BEGIN DOCUMENT SECTION

Opened 9 years ago

Closed 2 years ago

#5418 closed New feature (wontfix)

Add assertNoBrokenLinks() to test system

Reported by: Adrian Holovaty Owned by: Unai Zalakain
Component: Testing framework Version: master
Severity: Normal Keywords: feature
Cc: absoludity@… Triage Stage: Accepted
Has patch: yes Needs documentation: no
Needs tests: no Patch needs improvement: no
Easy pickings: no UI/UX: no

Description

It would be convenient and useful if the test system could automatically check every <a href> in a rendered page to make sure the links did not cause 404s.

Obviously, for pages with dozens of links, this could take a long time to run. So I suggest an only_internal keyword argument, which would be True by default and would cause only the *internal* links (i.e., those without an "https?:") to be checked, thereby using Django's internal URL resolving to check the links instead of going over HTTP.

In the documentation for this feature, we should note that people should ensure none of their pages have side effects, because this test will essentially cause all links to be "clicked on."

Attachments (3)

assert_no_broken_links.diff (4.9 KB) - added by Michael Nelson 9 years ago.
Initial thoughts for feedback.
assert_no_broken_links_with_tests_and_doc.diff (12.7 KB) - added by Michael Nelson 9 years ago.

END DOCUMENT SECTION
BEGIN DATA LISTING

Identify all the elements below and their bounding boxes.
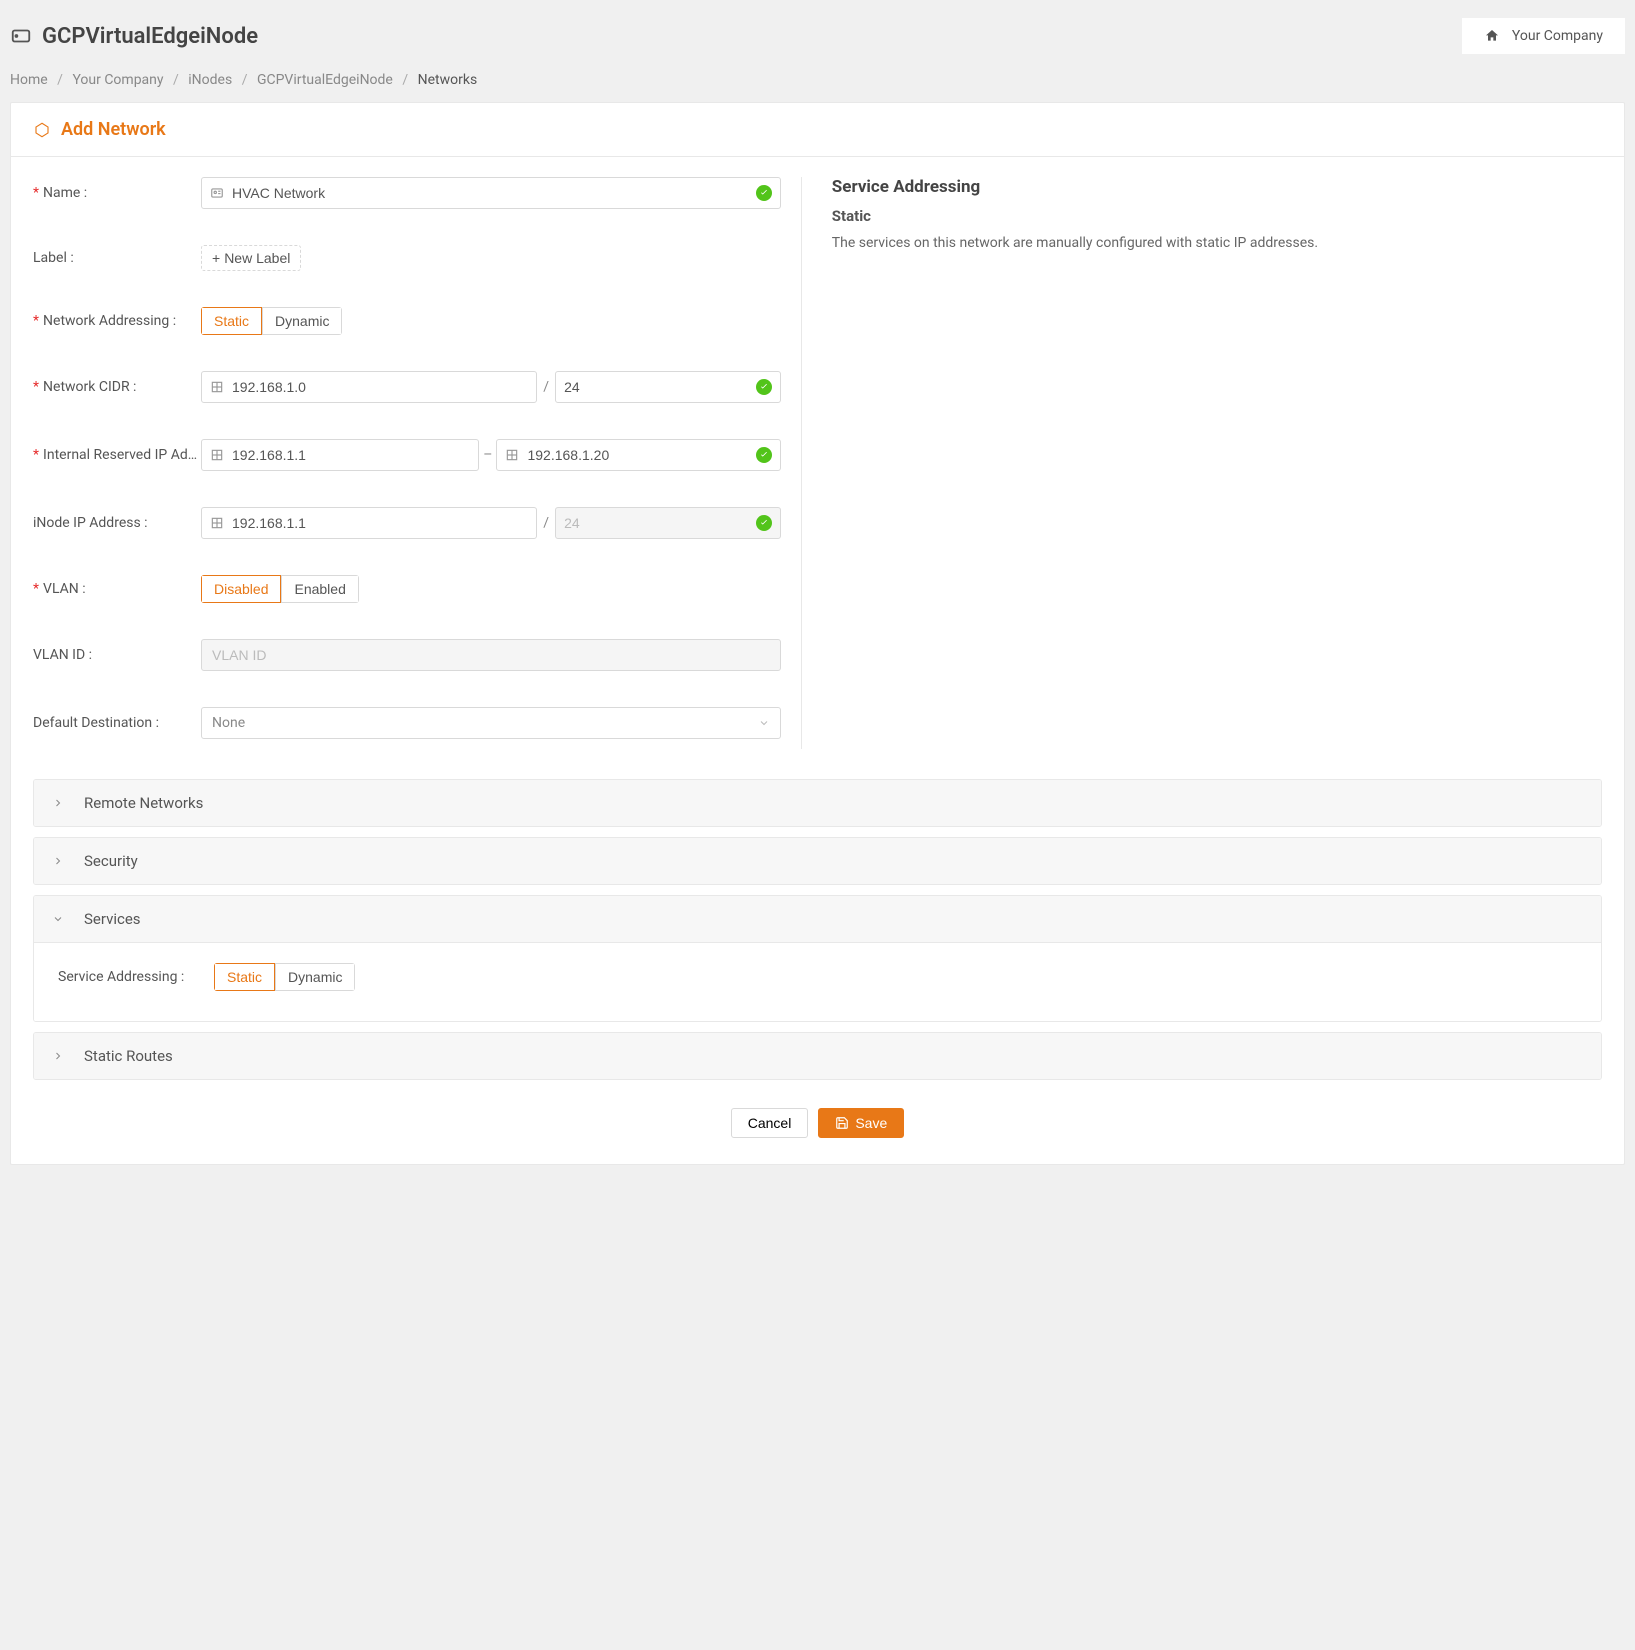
grid-icon: [210, 448, 224, 462]
cidr-ip-wrap[interactable]: [201, 371, 537, 403]
main-card: Add Network Name : Label :: [10, 102, 1625, 1165]
default-dest-label: Default Destination :: [33, 715, 201, 731]
panel-remote-networks-header[interactable]: Remote Networks: [34, 780, 1601, 826]
check-circle-icon: [756, 447, 772, 463]
cidr-mask-wrap[interactable]: [555, 371, 781, 403]
inode-ip-input[interactable]: [232, 515, 528, 531]
inode-ip-wrap[interactable]: [201, 507, 537, 539]
cancel-button[interactable]: Cancel: [731, 1108, 809, 1138]
help-text: The services on this network are manuall…: [832, 233, 1602, 254]
breadcrumb: Home / Your Company / iNodes / GCPVirtua…: [0, 68, 1635, 102]
chevron-right-icon: [52, 1050, 66, 1062]
breadcrumb-company[interactable]: Your Company: [72, 72, 163, 88]
chevron-down-icon: [758, 717, 770, 729]
breadcrumb-inodes[interactable]: iNodes: [188, 72, 232, 88]
help-title: Service Addressing: [832, 177, 1602, 197]
vlan-label: VLAN :: [33, 581, 201, 597]
network-addressing-label: Network Addressing :: [33, 313, 201, 329]
chevron-down-icon: [52, 913, 66, 925]
reserved-start-input[interactable]: [232, 447, 470, 463]
form-actions: Cancel Save: [11, 1090, 1624, 1164]
network-addressing-toggle: Static Dynamic: [201, 307, 342, 335]
grid-icon: [210, 380, 224, 394]
cidr-mask-input[interactable]: [564, 379, 750, 395]
network-addressing-dynamic[interactable]: Dynamic: [262, 307, 342, 335]
save-icon: [835, 1116, 849, 1130]
panel-services-header[interactable]: Services: [34, 896, 1601, 943]
check-circle-icon: [756, 185, 772, 201]
reserved-start-wrap[interactable]: [201, 439, 479, 471]
cidr-ip-input[interactable]: [232, 379, 506, 395]
network-addressing-static[interactable]: Static: [201, 307, 262, 335]
check-circle-icon: [756, 515, 772, 531]
grid-icon: [505, 448, 519, 462]
form-column: Name : Label : + New Label: [33, 177, 802, 749]
name-label: Name :: [33, 185, 201, 201]
inode-ip-label: iNode IP Address :: [33, 515, 201, 531]
panel-services: Services Service Addressing : Static Dyn…: [33, 895, 1602, 1022]
vlan-id-wrap: [201, 639, 781, 671]
network-icon: [33, 121, 51, 139]
plus-icon: +: [212, 250, 220, 266]
check-circle-icon: [756, 379, 772, 395]
id-card-icon: [210, 186, 224, 200]
panel-security: Security: [33, 837, 1602, 885]
card-title: Add Network: [61, 119, 166, 140]
panel-static-routes: Static Routes: [33, 1032, 1602, 1080]
panel-static-routes-header[interactable]: Static Routes: [34, 1033, 1601, 1079]
chevron-right-icon: [52, 797, 66, 809]
breadcrumb-current: Networks: [418, 72, 478, 88]
vlan-id-input: [212, 647, 770, 663]
service-addressing-label: Service Addressing :: [54, 969, 214, 985]
new-label-button[interactable]: + New Label: [201, 245, 301, 271]
service-addressing-static[interactable]: Static: [214, 963, 275, 991]
cidr-label: Network CIDR :: [33, 379, 201, 395]
breadcrumb-home[interactable]: Home: [10, 72, 48, 88]
service-addressing-toggle: Static Dynamic: [214, 963, 355, 991]
breadcrumb-node[interactable]: GCPVirtualEdgeiNode: [257, 72, 393, 88]
inode-mask-input: [564, 515, 750, 531]
name-input-wrap[interactable]: [201, 177, 781, 209]
inode-mask-wrap: [555, 507, 781, 539]
label-label: Label :: [33, 250, 201, 266]
default-dest-select[interactable]: None: [201, 707, 781, 739]
help-subtitle: Static: [832, 207, 1602, 225]
app-header: GCPVirtualEdgeiNode Your Company: [0, 0, 1635, 68]
vlan-id-label: VLAN ID :: [33, 647, 201, 663]
save-button[interactable]: Save: [818, 1108, 904, 1138]
vlan-enabled[interactable]: Enabled: [281, 575, 358, 603]
help-panel: Service Addressing Static The services o…: [802, 177, 1602, 749]
panel-security-header[interactable]: Security: [34, 838, 1601, 884]
page-title: GCPVirtualEdgeiNode: [42, 24, 258, 49]
home-icon: [1484, 28, 1500, 44]
vlan-disabled[interactable]: Disabled: [201, 575, 281, 603]
storage-icon: [10, 25, 32, 47]
panel-remote-networks: Remote Networks: [33, 779, 1602, 827]
vlan-toggle: Disabled Enabled: [201, 575, 359, 603]
service-addressing-dynamic[interactable]: Dynamic: [275, 963, 355, 991]
reserved-end-wrap[interactable]: [496, 439, 780, 471]
chevron-right-icon: [52, 855, 66, 867]
reserved-end-input[interactable]: [527, 447, 749, 463]
name-input[interactable]: [232, 185, 750, 201]
org-name: Your Company: [1512, 28, 1603, 44]
reserved-label: Internal Reserved IP Addr...: [33, 447, 201, 463]
grid-icon: [210, 516, 224, 530]
org-selector[interactable]: Your Company: [1462, 18, 1625, 54]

END DATA LISTING

■ EXERCISE DETAILS ■
In the ticket, what default value is proposed for the only_internal keyword argument? Rely only on the ticket, not the listing.

■ TASK ANSWER ■
True.